阅读材料 ::
----
我正在尝试使用 libcurl(在 C 中)将文件上传到网络服务器。服务器要求我使用 POST,而不是 PUT(这是 CURLOPT_UPLOAD 将使用的)。我还需要在标头中发送一个特定的令牌。这是我到目前为止所拥有的:
int upload(char *filepath, char *filename, char *token) {
CURL *curl;
CURLcode res;
FILE *fd;
struct stat file_info;
char *file;
asprintf(&file, "%s/%s", filepath, filename);
fd = fopen(file, "rb");
if (!fd) {
fprintf(stderr, "Could not open file.\n");
return 1;
}
if (fstat(fileno(fd), &file_info) != 0) {
fprintf(stderr, "Could not get file information.\n");
return 1;
}
curl = curl_easy_init()
curl_easy_setopt(curl, CURLOPT_URL, "https://127.0.0.1/upload");
curl_easy_setopt(curl, CURLOPT_READDATA, fd);
curl_easy_setopt(curl, CURLOPT_POST, 1L);
struct curl_slist *headers = NULL;
headers = curl_slist_append(headers, "Content-Type:application/octet-stream");
char *my_token = malloc(snprintf(NULL, 0, "X-Token:%s", token) + 1);
sprintf(my_token, "X-Token:%s", token);
headers = curl_slist_append(headers, my_token);
curl_easy_setopt(curl, CURLOPT_HTTPHEADER, headers);
curl_easy_setopt(curl, CURLOPT_VERBOSE, 1L);
res = curl_easy_perform(curl);
if (res != CURLE_OK) {
fprintf(stderr, "curl_easy_perform() failed: %s\n", curl_easy_strerror(res));
return 1;
}
fprintf(stdout, "Upload OK.\n");
return 0;
}
我从服务器得到的唯一响应是“400 Bad Request”。
我已经用 Python 编写了执行相同操作的代码,并且此文件上传有效:
import urllib, urllib2, json, os
def upload(self, filepath, filename, token):
# Open file
f = open(os.path.join(filepath, filename), 'rb')
filedata = f.read()
f.close()
request = urllib2.Request("https://127.0.0.1/upload" % filedata, {"Content-Type":"application/octet-stream", "X-Token":token})
res = self.opener.open(request)
return json.loads(res.read())
更新:以详细模式运行后:
> POST /upload HTTP/1.1
Host: 127.0.0.1
Accept: */*
Content-Type:application/octet-stream
X-Token: 17f684-b98c
Content-Length: -1
Expect: 100-continue
< HTTP/1.1 Bad Request
....
----
收藏条目
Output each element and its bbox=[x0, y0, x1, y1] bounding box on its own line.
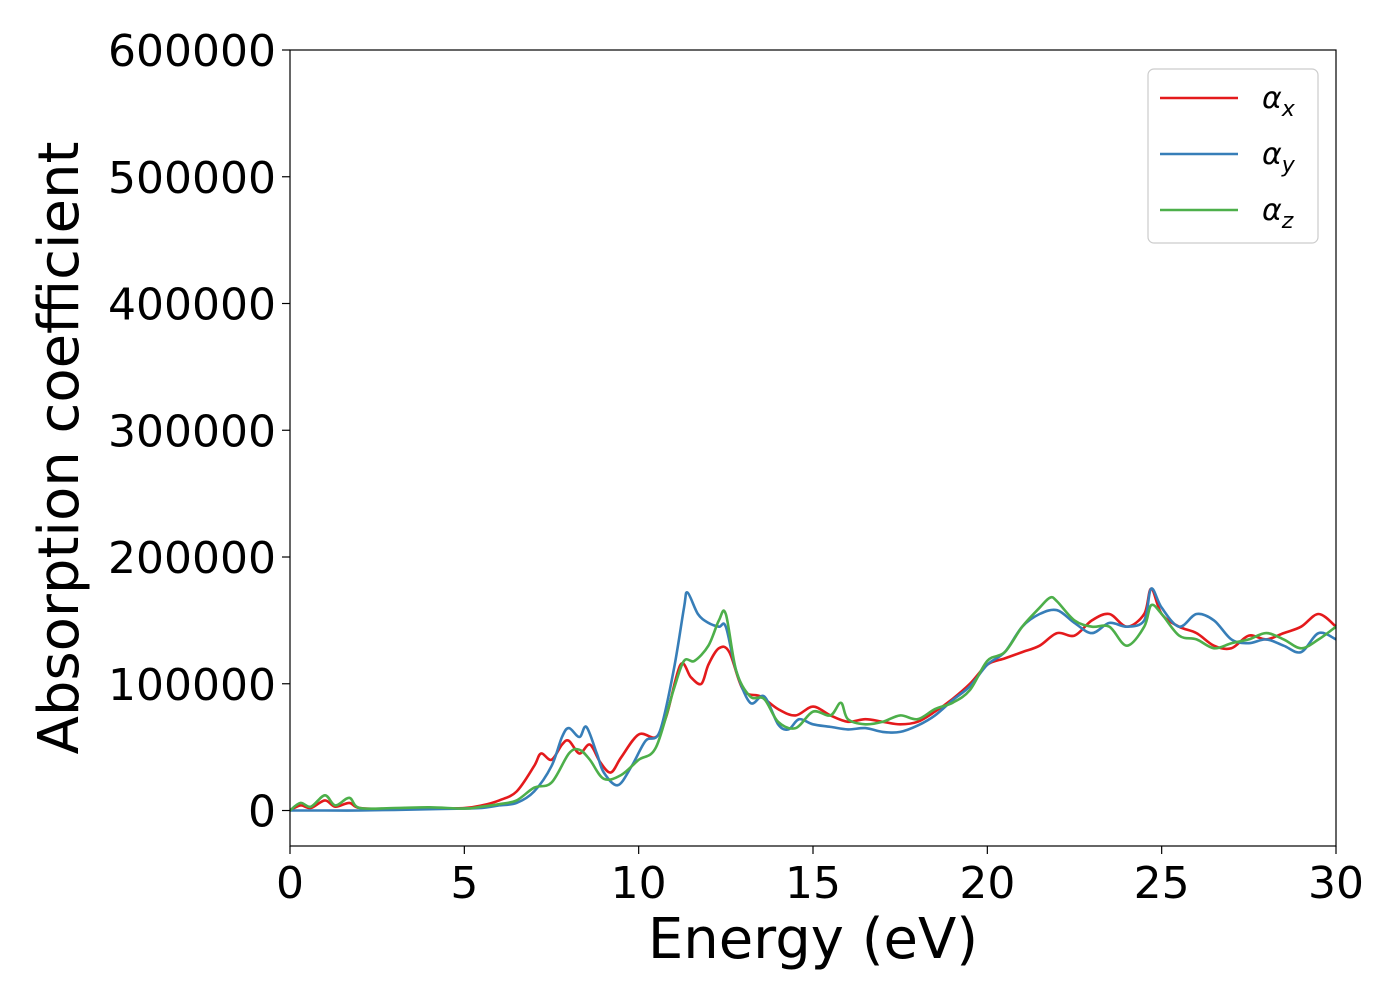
y-tick-label: 500000 bbox=[108, 153, 276, 204]
series-layer bbox=[289, 587, 1337, 812]
x-tick-label: 20 bbox=[959, 858, 1015, 909]
series-line-x bbox=[289, 587, 1337, 812]
legend-label-symbol: α bbox=[1262, 193, 1282, 228]
x-tick-label: 10 bbox=[611, 858, 667, 909]
legend-label-z: αz bbox=[1262, 193, 1294, 234]
legend-label-subscript: z bbox=[1281, 209, 1294, 234]
x-tick-label: 25 bbox=[1134, 858, 1190, 909]
y-tick-label: 100000 bbox=[108, 660, 276, 711]
legend-box bbox=[1147, 68, 1319, 244]
x-tick-label: 30 bbox=[1308, 858, 1364, 909]
y-tick-label: 300000 bbox=[108, 406, 276, 457]
x-tick-label: 0 bbox=[276, 858, 304, 909]
y-axis-label: Absorption coefficient bbox=[27, 142, 92, 755]
series-line-z bbox=[289, 595, 1337, 812]
legend-label-subscript: y bbox=[1281, 153, 1296, 178]
series-line-y bbox=[289, 587, 1337, 812]
legend-label-subscript: x bbox=[1281, 97, 1296, 122]
y-tick-label: 200000 bbox=[108, 533, 276, 584]
y-axis-ticks: 0 100000 200000 300000 400000 500000 600000 bbox=[108, 26, 290, 838]
y-tick-label: 600000 bbox=[108, 26, 276, 77]
legend-label-symbol: α bbox=[1262, 81, 1282, 116]
y-tick-label: 400000 bbox=[108, 280, 276, 331]
x-axis-label: Energy (eV) bbox=[648, 907, 978, 972]
legend-label-y: αy bbox=[1262, 137, 1296, 178]
x-tick-label: 15 bbox=[785, 858, 841, 909]
plot-frame bbox=[289, 49, 1337, 847]
y-tick-label: 0 bbox=[248, 787, 276, 838]
x-tick-label: 5 bbox=[450, 858, 478, 909]
legend-label-symbol: α bbox=[1262, 137, 1282, 172]
x-axis-ticks: 0 5 10 15 20 25 30 bbox=[276, 846, 1364, 909]
legend-label-x: αx bbox=[1262, 81, 1296, 122]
----
待完成任务 ::
1 – 请判断以下三项说法是否与这篇关于 libcurl 文件上传的帖子相符,每项回答“是”或“否”,并原样引用帖子中起决定作用的文字:(a) 服务器要求用 PUT 方式上传文件;(b) 用 Python 写的同样功能的代码能成功上传文件;(c) 详细模式输出中 Content-Length 的值为 0。
2 – 请原样打印这篇关于 libcurl 文件上传的帖子中的一段文字,从含有“filedata = f.read()”的那几个字开始,到“return json.loads(res.read())”之后停止。
3 – 根据这篇关于 libcurl 文件上传的帖子,发帖人从服务器得到的唯一响应是什么?

任务结果 ::
1 –
(a) 否:“服务器要求我使用 POST,而不是 PUT”
(b) 是:“我已经用 Python 编写了执行相同操作的代码,并且此文件上传有效”
(c) 否:“Content-Length: -1”

2 –
filedata = f.read()
f.close()
request = urllib2.Request("https://127.0.0.1/upload" % filedata, {"Content-Type":"application/octet-stream", "X-Token":token})
res = self.opener.open(request)
return json.loads(res.read())

3 – “400 Bad Request”。